# [PROBLEM REQUIREMENTS]
Go over the entries below line by line, copying each one that contains the word "piena".

#### DATA FOR THIS EXERCISE ####

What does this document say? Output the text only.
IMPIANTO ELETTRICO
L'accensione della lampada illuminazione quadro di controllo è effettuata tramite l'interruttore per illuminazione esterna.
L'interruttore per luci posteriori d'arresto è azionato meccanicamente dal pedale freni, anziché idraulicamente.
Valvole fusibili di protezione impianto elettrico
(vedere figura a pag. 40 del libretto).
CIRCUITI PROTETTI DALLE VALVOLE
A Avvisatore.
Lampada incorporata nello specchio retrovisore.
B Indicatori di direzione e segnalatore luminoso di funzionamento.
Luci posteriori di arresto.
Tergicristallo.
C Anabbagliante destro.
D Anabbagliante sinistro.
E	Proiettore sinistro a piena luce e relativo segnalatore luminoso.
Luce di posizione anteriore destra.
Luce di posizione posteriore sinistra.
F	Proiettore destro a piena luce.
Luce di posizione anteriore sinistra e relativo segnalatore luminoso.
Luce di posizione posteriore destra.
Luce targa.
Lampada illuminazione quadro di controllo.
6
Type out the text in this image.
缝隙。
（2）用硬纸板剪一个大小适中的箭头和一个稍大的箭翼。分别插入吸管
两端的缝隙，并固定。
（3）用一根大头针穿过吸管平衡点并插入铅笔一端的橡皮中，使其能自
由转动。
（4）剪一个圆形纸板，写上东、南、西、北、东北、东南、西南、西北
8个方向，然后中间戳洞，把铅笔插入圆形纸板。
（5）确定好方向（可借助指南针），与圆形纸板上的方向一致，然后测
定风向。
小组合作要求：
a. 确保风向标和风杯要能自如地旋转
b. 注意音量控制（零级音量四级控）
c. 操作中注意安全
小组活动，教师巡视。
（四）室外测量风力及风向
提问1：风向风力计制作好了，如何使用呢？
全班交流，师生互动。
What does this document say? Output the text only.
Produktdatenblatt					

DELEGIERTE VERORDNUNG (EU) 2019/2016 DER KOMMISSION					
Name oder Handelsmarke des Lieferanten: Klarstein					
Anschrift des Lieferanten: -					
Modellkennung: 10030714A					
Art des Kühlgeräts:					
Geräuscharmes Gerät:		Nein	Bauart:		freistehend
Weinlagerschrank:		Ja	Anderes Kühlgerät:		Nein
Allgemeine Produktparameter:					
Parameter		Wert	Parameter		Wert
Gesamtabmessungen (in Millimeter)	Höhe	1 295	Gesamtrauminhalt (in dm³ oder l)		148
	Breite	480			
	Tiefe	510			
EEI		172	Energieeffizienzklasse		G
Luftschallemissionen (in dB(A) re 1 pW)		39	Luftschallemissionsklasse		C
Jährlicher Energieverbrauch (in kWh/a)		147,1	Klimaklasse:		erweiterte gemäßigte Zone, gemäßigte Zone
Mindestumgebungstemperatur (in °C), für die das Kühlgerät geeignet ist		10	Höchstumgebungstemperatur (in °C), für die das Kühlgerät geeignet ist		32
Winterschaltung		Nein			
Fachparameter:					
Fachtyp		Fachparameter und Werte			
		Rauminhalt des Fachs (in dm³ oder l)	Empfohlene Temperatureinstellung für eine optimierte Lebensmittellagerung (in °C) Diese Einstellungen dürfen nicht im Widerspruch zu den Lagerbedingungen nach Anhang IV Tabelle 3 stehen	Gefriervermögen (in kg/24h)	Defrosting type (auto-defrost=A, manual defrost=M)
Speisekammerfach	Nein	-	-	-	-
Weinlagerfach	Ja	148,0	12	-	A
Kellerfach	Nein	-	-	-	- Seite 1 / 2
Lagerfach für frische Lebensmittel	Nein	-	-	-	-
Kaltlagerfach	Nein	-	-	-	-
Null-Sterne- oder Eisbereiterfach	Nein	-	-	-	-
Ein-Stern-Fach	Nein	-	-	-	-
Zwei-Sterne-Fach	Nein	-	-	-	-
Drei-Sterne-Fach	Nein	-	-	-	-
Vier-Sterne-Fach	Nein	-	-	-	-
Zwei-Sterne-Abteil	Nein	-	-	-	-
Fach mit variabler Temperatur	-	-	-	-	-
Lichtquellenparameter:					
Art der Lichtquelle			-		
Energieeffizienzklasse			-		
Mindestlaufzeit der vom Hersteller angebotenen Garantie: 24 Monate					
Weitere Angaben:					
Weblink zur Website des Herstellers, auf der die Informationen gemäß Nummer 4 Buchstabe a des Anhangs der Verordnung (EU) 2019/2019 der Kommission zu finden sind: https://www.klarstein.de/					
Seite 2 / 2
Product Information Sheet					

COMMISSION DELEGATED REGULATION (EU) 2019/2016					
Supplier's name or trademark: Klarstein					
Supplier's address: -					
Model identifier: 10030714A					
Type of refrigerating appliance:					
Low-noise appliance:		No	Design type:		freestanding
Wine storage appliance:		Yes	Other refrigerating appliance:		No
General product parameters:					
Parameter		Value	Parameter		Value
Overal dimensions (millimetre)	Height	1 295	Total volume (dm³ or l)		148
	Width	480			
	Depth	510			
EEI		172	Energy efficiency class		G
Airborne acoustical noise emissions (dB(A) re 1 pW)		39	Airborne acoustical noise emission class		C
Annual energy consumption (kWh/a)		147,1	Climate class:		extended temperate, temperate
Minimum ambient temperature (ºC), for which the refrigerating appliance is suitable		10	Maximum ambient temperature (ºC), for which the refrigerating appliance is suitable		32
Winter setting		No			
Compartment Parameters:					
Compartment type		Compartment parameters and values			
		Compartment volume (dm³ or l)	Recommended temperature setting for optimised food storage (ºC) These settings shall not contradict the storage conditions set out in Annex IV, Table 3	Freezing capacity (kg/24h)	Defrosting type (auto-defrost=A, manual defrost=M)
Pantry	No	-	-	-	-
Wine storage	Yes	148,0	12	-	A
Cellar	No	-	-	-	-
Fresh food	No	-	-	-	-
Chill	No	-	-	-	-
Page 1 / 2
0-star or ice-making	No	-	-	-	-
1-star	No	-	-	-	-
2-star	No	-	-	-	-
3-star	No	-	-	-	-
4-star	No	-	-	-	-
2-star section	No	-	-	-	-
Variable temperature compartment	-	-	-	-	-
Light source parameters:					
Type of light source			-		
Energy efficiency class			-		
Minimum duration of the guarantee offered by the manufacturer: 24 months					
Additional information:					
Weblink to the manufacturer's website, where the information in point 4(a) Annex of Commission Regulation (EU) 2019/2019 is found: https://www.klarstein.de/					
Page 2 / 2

####

# [FULL OUTPUT]
E	Proiettore sinistro a piena luce e relativo segnalatore luminoso.
F	Proiettore destro a piena luce.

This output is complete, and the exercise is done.